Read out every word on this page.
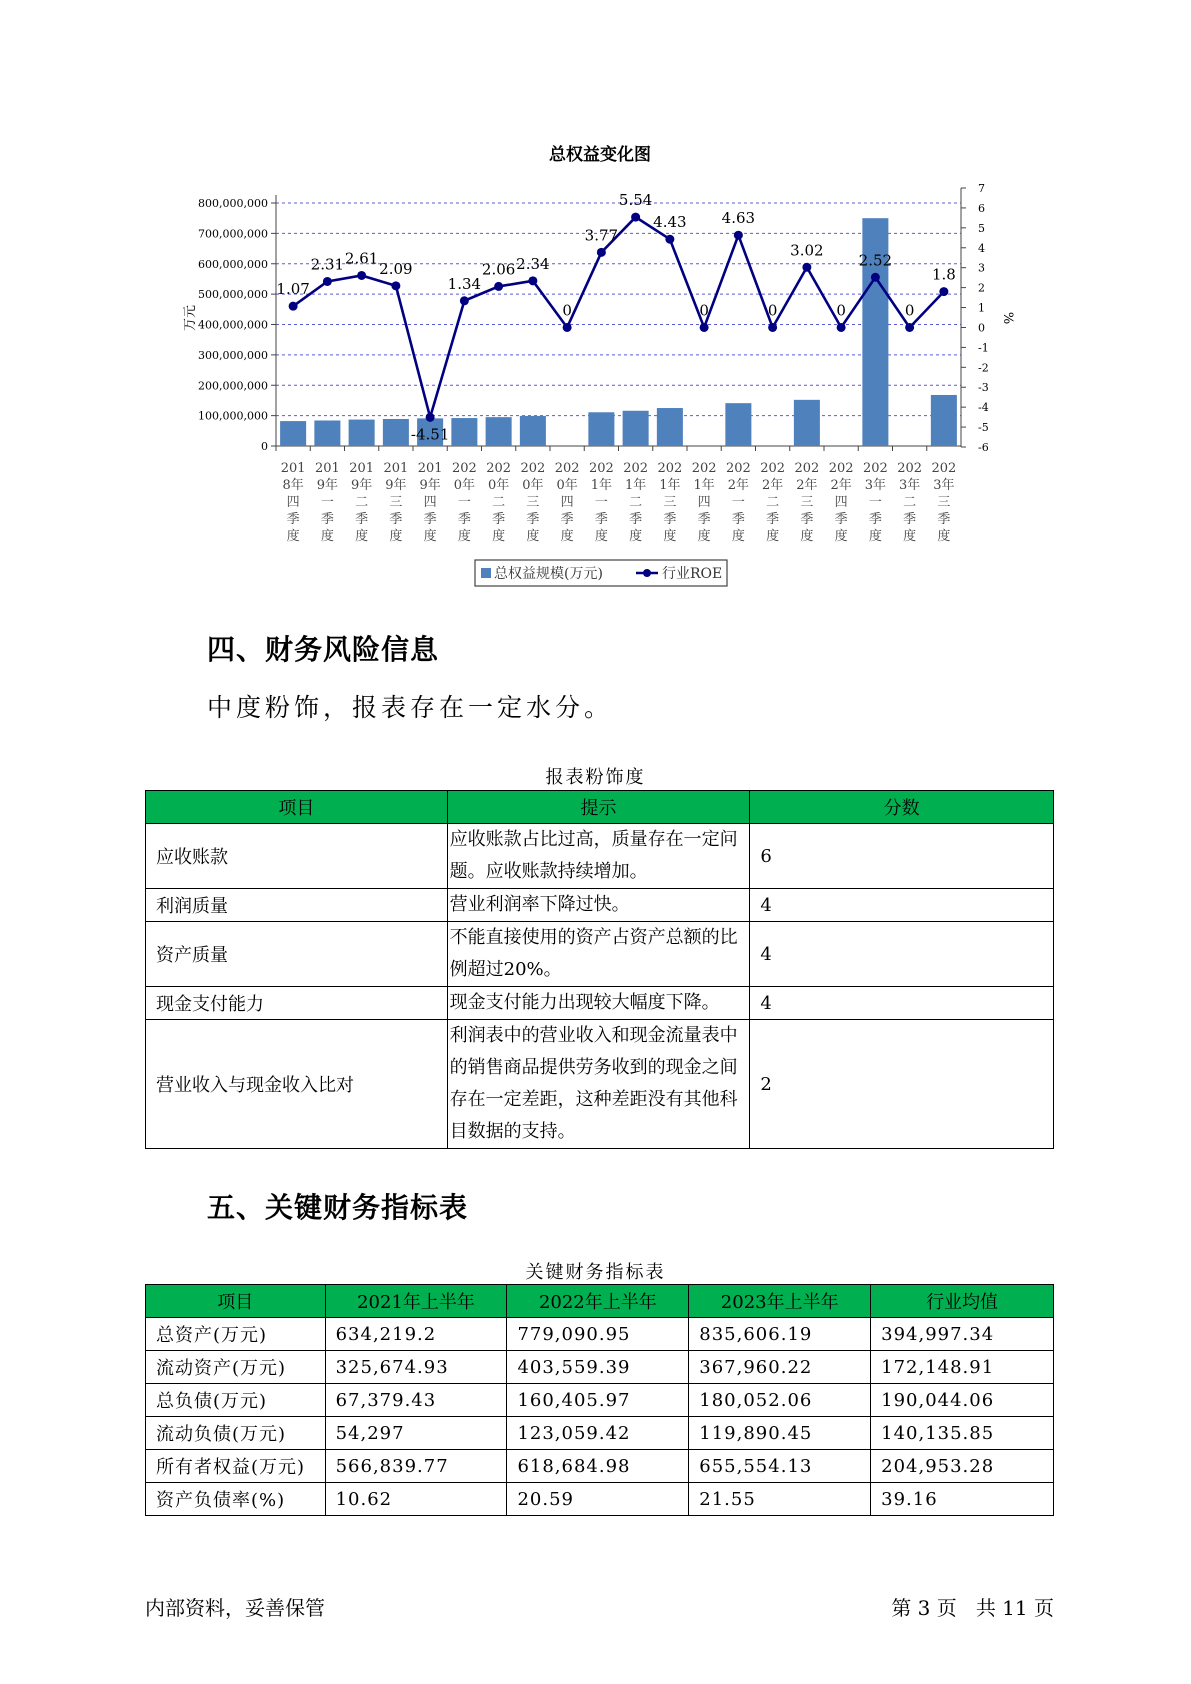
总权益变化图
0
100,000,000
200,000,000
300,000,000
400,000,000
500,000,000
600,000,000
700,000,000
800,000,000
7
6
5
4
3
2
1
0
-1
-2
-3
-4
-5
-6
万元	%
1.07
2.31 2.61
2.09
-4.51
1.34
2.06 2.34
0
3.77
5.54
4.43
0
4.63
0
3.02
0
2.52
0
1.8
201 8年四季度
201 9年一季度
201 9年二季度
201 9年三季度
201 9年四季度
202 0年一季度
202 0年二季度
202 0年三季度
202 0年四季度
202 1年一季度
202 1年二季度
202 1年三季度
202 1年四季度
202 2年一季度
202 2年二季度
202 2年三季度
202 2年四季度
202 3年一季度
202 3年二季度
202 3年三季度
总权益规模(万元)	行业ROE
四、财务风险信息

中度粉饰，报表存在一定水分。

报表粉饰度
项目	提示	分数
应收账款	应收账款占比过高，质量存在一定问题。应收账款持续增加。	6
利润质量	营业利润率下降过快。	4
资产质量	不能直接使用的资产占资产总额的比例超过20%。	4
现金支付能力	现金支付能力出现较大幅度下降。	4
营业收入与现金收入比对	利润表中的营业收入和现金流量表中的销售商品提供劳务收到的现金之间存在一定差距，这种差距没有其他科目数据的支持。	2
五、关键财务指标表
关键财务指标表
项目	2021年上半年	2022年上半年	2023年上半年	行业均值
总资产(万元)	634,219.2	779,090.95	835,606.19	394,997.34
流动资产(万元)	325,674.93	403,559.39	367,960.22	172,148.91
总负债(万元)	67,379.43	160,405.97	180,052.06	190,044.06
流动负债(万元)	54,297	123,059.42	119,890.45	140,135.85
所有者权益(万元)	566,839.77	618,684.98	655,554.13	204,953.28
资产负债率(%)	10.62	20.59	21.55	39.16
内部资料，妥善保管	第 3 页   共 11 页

--

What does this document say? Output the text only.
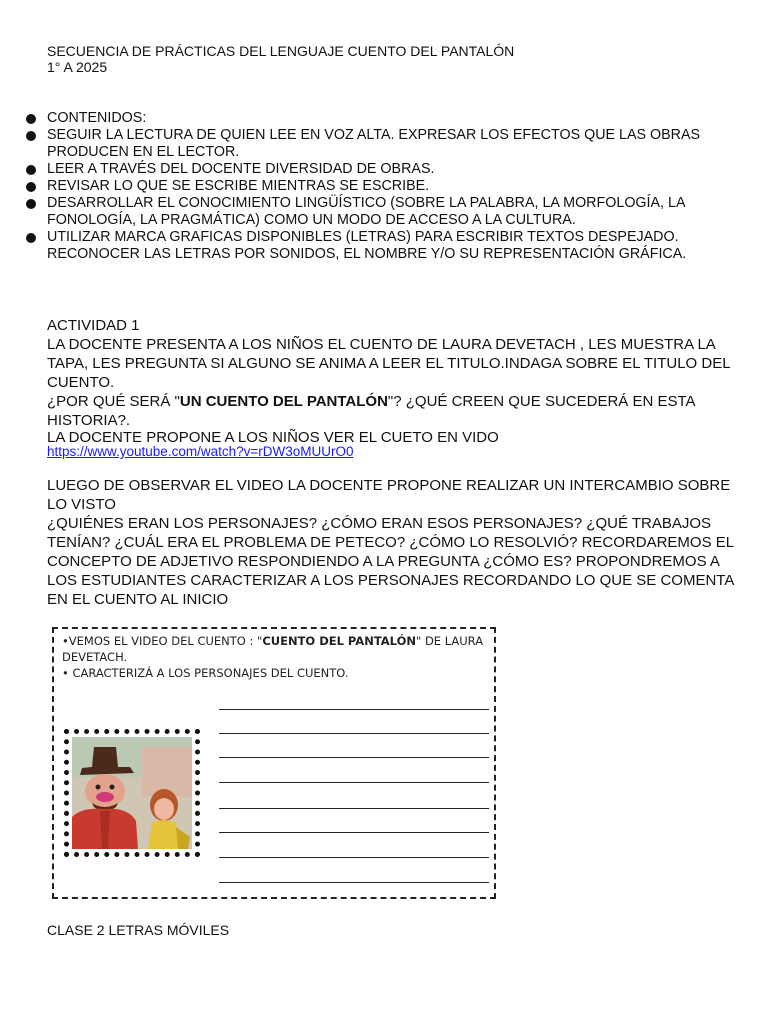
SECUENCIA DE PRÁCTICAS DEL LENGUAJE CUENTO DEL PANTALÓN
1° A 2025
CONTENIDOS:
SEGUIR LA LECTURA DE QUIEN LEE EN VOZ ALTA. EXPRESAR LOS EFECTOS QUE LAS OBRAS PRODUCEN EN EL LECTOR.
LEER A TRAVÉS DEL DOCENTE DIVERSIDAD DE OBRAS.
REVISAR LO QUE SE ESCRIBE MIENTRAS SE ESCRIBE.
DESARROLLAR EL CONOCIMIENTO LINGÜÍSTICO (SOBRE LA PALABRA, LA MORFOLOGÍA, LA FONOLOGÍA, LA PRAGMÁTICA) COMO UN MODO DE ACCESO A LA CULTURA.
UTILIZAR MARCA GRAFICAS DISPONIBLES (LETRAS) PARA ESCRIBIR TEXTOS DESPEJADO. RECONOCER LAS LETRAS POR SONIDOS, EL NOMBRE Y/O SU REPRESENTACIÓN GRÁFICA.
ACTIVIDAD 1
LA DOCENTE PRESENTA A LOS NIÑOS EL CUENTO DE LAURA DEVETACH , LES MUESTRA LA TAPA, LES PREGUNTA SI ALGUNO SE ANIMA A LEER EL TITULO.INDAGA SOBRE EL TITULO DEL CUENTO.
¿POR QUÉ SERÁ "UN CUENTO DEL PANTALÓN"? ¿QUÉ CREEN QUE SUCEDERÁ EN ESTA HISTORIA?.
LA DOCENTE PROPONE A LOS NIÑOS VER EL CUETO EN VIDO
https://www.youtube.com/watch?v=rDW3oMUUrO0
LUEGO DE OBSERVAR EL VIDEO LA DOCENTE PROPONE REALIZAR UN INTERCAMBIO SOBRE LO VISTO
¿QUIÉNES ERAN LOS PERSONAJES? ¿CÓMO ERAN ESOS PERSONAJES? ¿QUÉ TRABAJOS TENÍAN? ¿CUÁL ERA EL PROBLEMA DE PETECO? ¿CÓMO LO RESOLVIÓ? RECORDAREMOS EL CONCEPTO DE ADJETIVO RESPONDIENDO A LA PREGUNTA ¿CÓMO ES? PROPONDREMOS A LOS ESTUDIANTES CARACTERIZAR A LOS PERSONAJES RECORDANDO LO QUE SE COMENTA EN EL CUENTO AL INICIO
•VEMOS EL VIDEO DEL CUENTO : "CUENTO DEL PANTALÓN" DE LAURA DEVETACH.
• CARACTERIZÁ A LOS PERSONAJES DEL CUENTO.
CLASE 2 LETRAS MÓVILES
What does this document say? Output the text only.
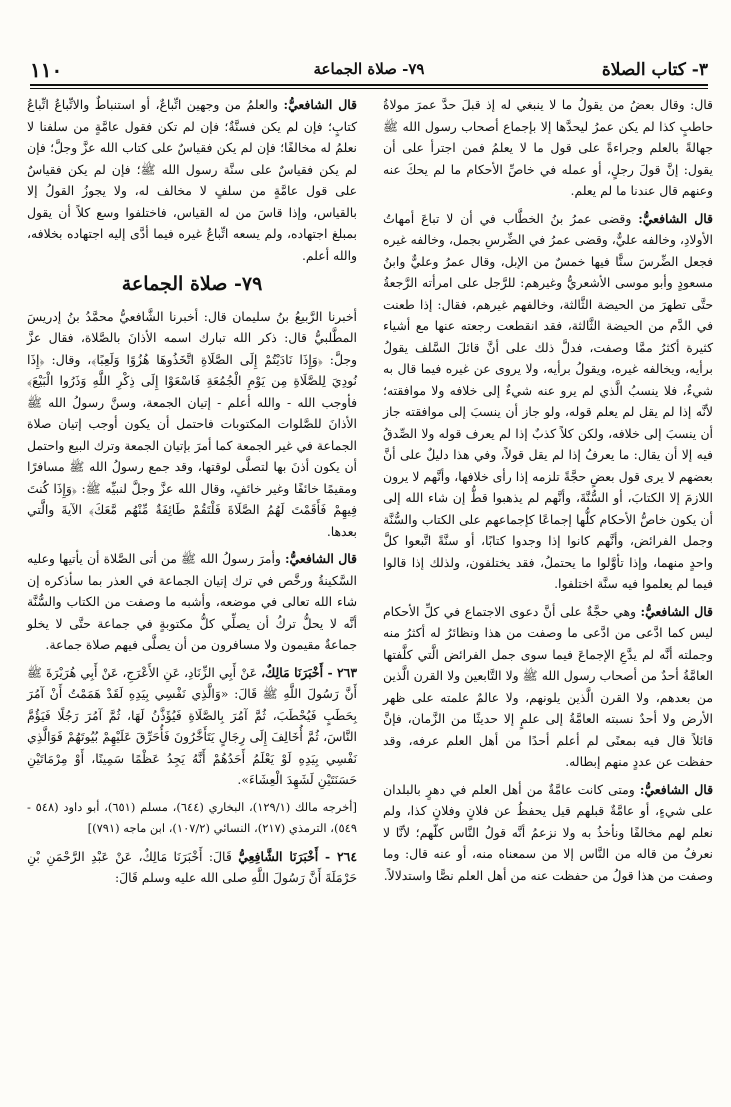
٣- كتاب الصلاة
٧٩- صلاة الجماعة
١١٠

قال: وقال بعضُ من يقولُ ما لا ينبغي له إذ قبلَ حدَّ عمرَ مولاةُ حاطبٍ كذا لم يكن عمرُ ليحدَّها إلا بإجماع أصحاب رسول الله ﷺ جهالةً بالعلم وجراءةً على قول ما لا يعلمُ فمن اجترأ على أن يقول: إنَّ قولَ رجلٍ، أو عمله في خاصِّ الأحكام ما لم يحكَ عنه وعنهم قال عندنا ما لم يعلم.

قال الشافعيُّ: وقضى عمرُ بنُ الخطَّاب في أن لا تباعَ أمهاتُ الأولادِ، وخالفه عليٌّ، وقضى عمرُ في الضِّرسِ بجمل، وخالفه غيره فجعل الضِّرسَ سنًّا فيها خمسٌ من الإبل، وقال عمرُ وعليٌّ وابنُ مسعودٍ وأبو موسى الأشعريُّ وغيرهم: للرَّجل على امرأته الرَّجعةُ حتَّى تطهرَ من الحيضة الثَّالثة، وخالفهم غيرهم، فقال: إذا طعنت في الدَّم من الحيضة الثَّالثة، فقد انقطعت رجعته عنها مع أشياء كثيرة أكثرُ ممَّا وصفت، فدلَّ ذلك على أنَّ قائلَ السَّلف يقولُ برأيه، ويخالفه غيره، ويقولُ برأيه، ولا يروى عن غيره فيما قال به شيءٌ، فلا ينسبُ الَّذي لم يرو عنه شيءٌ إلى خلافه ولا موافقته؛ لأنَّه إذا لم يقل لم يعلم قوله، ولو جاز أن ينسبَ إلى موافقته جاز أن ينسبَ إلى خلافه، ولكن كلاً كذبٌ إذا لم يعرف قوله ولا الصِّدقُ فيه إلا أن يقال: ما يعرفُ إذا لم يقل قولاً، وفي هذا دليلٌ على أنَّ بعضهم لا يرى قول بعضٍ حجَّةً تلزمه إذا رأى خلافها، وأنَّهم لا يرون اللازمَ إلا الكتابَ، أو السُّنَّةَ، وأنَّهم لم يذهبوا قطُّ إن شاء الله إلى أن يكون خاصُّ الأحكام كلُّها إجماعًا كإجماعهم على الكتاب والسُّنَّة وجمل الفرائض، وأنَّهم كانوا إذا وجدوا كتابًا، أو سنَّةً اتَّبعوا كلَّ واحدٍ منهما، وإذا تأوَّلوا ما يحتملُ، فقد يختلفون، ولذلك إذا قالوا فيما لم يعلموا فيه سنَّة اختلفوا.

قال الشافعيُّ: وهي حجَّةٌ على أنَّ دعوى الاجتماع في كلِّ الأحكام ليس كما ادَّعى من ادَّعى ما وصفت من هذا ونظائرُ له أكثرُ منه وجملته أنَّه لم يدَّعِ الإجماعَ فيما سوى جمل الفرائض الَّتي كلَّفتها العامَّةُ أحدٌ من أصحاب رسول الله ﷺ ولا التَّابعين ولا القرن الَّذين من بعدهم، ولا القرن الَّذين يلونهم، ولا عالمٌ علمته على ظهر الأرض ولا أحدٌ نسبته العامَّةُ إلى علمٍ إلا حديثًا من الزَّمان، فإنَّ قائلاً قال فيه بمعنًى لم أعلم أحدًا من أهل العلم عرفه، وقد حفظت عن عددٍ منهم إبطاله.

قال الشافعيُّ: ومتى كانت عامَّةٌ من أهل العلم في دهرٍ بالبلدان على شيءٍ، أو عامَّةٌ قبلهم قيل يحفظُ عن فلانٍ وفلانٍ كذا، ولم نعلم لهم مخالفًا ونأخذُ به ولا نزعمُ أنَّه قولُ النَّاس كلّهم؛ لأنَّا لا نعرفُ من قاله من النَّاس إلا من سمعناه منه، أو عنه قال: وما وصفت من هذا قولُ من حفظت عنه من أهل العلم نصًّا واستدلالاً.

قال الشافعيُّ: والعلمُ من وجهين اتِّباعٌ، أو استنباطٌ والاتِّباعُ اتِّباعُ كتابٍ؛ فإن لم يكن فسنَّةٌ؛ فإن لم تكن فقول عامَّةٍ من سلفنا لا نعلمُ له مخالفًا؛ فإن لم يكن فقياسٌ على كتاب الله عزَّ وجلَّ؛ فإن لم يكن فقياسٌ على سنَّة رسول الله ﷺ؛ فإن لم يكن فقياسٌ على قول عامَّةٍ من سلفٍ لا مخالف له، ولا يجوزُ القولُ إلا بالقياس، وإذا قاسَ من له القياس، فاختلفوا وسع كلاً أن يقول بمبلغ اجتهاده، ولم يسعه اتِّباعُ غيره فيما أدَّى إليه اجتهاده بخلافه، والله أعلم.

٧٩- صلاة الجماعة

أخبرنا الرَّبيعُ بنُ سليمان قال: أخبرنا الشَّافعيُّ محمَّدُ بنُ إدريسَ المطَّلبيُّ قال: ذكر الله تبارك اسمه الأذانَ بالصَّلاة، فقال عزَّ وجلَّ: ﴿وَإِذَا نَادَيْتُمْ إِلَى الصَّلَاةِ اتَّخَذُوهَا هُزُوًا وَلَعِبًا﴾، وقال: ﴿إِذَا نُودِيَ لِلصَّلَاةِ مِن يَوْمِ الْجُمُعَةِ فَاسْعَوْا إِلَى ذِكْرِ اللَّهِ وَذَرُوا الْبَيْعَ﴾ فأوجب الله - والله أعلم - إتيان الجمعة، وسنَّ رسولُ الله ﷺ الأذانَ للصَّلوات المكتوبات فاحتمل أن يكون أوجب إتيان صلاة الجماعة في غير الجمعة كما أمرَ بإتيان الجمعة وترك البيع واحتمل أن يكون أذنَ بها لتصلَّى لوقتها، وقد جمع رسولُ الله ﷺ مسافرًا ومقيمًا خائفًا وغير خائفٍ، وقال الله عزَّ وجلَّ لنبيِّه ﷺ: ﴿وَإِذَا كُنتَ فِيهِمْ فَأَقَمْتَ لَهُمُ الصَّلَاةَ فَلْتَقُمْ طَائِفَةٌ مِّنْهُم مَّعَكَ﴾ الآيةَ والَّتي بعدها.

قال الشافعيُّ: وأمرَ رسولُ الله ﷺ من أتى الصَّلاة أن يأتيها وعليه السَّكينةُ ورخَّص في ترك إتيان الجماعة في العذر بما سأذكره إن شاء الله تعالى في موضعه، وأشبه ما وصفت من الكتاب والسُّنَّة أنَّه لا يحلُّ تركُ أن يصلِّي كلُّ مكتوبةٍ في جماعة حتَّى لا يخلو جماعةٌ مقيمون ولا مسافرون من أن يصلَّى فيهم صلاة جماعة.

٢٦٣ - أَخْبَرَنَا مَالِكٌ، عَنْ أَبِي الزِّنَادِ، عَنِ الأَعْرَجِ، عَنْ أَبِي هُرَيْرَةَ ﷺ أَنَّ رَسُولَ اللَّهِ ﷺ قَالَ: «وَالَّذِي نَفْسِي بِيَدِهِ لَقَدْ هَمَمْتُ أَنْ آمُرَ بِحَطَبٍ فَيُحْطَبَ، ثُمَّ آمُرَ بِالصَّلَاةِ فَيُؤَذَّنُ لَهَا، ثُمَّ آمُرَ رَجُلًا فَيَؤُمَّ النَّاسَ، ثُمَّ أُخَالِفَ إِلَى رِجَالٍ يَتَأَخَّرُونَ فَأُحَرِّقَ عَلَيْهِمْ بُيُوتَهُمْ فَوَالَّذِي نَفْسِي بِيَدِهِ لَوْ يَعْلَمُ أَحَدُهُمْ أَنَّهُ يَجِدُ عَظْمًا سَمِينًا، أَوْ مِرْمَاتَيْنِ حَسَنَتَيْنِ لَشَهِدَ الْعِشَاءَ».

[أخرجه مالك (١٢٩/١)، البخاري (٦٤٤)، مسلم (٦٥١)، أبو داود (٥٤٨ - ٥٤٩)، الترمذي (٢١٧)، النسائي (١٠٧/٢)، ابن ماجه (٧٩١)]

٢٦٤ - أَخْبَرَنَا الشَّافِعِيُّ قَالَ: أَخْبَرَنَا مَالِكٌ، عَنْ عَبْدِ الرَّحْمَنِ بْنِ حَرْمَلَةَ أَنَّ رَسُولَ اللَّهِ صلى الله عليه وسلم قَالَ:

[PROBLEM REQUIREMENTS]: Find how many lines of the material carry the string "DEVETACH". Only the number should be in the answer.

[TASK RESULT]: 2